* [CHALLENGE]:
Print every entry exactly as written.

* [TASK INPUT]:
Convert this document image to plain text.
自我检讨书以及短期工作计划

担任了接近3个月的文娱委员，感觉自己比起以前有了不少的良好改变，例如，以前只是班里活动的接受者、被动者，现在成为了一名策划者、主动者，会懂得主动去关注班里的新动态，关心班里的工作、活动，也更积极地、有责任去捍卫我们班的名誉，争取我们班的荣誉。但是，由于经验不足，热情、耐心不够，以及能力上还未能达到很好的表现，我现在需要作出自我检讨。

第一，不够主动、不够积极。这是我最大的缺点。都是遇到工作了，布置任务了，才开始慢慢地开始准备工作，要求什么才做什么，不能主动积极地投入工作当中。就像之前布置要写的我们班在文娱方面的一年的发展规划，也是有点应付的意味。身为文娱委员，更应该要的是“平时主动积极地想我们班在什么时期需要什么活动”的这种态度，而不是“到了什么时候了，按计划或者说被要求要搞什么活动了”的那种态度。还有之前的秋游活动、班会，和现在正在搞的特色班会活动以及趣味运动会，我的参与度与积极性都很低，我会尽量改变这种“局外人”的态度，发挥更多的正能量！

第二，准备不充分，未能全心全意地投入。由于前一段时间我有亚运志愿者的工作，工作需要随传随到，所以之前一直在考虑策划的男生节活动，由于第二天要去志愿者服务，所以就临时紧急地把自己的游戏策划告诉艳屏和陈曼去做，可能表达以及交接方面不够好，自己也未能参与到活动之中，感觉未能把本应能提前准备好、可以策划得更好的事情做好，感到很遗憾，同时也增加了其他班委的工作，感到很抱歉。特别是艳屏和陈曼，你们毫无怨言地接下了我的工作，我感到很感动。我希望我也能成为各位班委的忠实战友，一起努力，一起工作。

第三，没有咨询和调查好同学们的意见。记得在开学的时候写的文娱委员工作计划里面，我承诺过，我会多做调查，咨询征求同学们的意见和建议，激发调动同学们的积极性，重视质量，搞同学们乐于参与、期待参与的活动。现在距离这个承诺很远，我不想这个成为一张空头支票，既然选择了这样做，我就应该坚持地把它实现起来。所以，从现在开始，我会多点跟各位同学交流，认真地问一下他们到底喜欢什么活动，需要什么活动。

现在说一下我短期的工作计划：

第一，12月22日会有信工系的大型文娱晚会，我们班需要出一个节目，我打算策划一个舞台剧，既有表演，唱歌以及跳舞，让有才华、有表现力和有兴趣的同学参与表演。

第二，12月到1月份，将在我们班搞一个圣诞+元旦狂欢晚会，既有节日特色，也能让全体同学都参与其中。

* [EXERCISE OUTPUT]:
Convert this document image to plain text.
自我检讨书以及短期工作计划

担任了接近3个月的文娱委员，感觉自己比起以前有了不少的良好改变，例如，以前只是班里活动的接受者、被动者，现在成为了一名策划者、主动者，会懂得主动去关注班里的新动态，关心班里的工作、活动，也更积极地、有责任去捍卫我们班的名誉，争取我们班的荣誉。但是，由于经验不足，热情、耐心不够，以及能力上还未能达到很好的表现，我现在需要作出自我检讨。

第一，不够主动、不够积极。这是我最大的缺点。都是遇到工作了，布置任务了，才开始慢慢地开始准备工作，要求什么才做什么，不能主动积极地投入工作当中。就像之前布置要写的我们班在文娱方面的一年的发展规划，也是有点应付的意味。身为文娱委员，更应该要的是“平时主动积极地想我们班在什么时期需要什么活动”的这种态度，而不是“到了什么时候了，按计划或者说被要求要搞什么活动了”的那种态度。还有之前的秋游活动、班会，和现在正在搞的特色班会活动以及趣味运动会，我的参与度与积极性都很低，我会尽量改变这种“局外人”的态度，发挥更多的正能量！

第二，准备不充分，未能全心全意地投入。由于前一段时间我有亚运志愿者的工作，工作需要随传随到，所以之前一直在考虑策划的男生节活动，由于第二天要去志愿者服务，所以就临时紧急地把自己的游戏策划告诉艳屏和陈曼去做，可能表达以及交接方面不够好，自己也未能参与到活动之中，感觉未能把本应能提前准备好、可以策划得更好的事情做好，感到很遗憾，同时也增加了其他班委的工作，感到很抱歉。特别是艳屏和陈曼，你们毫无怨言地接下了我的工作，我感到很感动。我希望我也能成为各位班委的忠实战友，一起努力，一起工作。

第三，没有咨询和调查好同学们的意见。记得在开学的时候写的文娱委员工作计划里面，我承诺过，我会多做调查，咨询征求同学们的意见和建议，激发调动同学们的积极性，重视质量，搞同学们乐于参与、期待参与的活动。现在距离这个承诺很远，我不想这个成为一张空头支票，既然选择了这样做，我就应该坚持地把它实现起来。所以，从现在开始，我会多点跟各位同学交流，认真地问一下他们到底喜欢什么活动，需要什么活动。

现在说一下我短期的工作计划：

第一，12月22日会有信工系的大型文娱晚会，我们班需要出一个节目，我打算策划一个舞台剧，既有表演，唱歌以及跳舞，让有才华、有表现力和有兴趣的同学参与表演。

第二，12月到1月份，将在我们班搞一个圣诞+元旦狂欢晚会，既有节日特色，也能让全体同学都参与其中。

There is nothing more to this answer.